>> BEGIN Excerpted data
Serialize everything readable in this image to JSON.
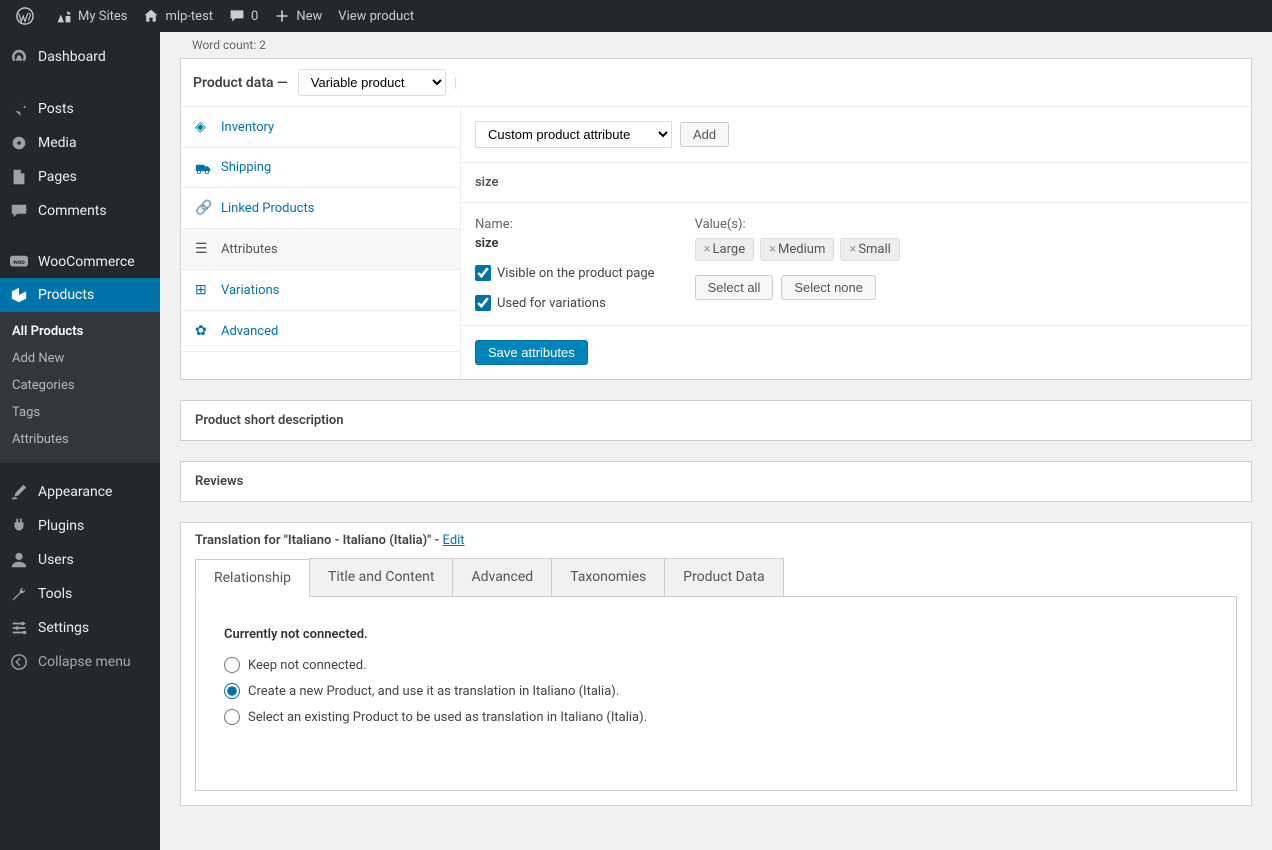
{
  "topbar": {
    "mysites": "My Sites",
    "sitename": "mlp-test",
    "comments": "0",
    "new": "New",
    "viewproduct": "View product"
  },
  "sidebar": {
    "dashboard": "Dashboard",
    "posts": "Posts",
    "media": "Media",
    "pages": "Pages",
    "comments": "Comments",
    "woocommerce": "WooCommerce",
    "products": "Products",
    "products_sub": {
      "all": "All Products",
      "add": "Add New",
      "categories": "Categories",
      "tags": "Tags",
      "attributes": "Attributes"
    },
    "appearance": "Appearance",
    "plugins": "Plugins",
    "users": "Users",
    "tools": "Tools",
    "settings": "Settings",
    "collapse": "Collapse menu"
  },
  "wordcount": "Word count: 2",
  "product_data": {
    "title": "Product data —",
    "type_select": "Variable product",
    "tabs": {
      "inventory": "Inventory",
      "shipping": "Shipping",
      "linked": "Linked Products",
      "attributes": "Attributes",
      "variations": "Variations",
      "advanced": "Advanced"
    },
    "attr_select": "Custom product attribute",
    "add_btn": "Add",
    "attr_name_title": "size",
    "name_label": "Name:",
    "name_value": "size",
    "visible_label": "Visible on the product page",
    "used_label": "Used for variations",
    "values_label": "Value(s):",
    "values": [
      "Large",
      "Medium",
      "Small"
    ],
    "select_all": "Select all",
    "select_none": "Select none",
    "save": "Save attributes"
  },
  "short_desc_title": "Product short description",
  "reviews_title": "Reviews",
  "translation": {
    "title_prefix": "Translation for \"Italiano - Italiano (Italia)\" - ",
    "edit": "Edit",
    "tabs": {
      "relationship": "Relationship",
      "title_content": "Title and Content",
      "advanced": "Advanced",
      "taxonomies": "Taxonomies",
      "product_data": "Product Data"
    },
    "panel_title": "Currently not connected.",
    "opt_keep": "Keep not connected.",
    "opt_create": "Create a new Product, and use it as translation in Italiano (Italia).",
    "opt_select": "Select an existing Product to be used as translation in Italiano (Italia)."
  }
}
>> END Excerpted data
- What the exercise asks -
Excluding the pictures, restate the records above word for word.

- Written answer -
Serialize everything readable in this image to JSON.
{
  "topbar": {
    "mysites": "My Sites",
    "sitename": "mlp-test",
    "comments": "0",
    "new": "New",
    "viewproduct": "View product"
  },
  "sidebar": {
    "dashboard": "Dashboard",
    "posts": "Posts",
    "media": "Media",
    "pages": "Pages",
    "comments": "Comments",
    "woocommerce": "WooCommerce",
    "products": "Products",
    "products_sub": {
      "all": "All Products",
      "add": "Add New",
      "categories": "Categories",
      "tags": "Tags",
      "attributes": "Attributes"
    },
    "appearance": "Appearance",
    "plugins": "Plugins",
    "users": "Users",
    "tools": "Tools",
    "settings": "Settings",
    "collapse": "Collapse menu"
  },
  "wordcount": "Word count: 2",
  "product_data": {
    "title": "Product data —",
    "type_select": "Variable product",
    "tabs": {
      "inventory": "Inventory",
      "shipping": "Shipping",
      "linked": "Linked Products",
      "attributes": "Attributes",
      "variations": "Variations",
      "advanced": "Advanced"
    },
    "attr_select": "Custom product attribute",
    "add_btn": "Add",
    "attr_name_title": "size",
    "name_label": "Name:",
    "name_value": "size",
    "visible_label": "Visible on the product page",
    "used_label": "Used for variations",
    "values_label": "Value(s):",
    "values": [
      "Large",
      "Medium",
      "Small"
    ],
    "select_all": "Select all",
    "select_none": "Select none",
    "save": "Save attributes"
  },
  "short_desc_title": "Product short description",
  "reviews_title": "Reviews",
  "translation": {
    "title_prefix": "Translation for \"Italiano - Italiano (Italia)\" - ",
    "edit": "Edit",
    "tabs": {
      "relationship": "Relationship",
      "title_content": "Title and Content",
      "advanced": "Advanced",
      "taxonomies": "Taxonomies",
      "product_data": "Product Data"
    },
    "panel_title": "Currently not connected.",
    "opt_keep": "Keep not connected.",
    "opt_create": "Create a new Product, and use it as translation in Italiano (Italia).",
    "opt_select": "Select an existing Product to be used as translation in Italiano (Italia)."
  }
}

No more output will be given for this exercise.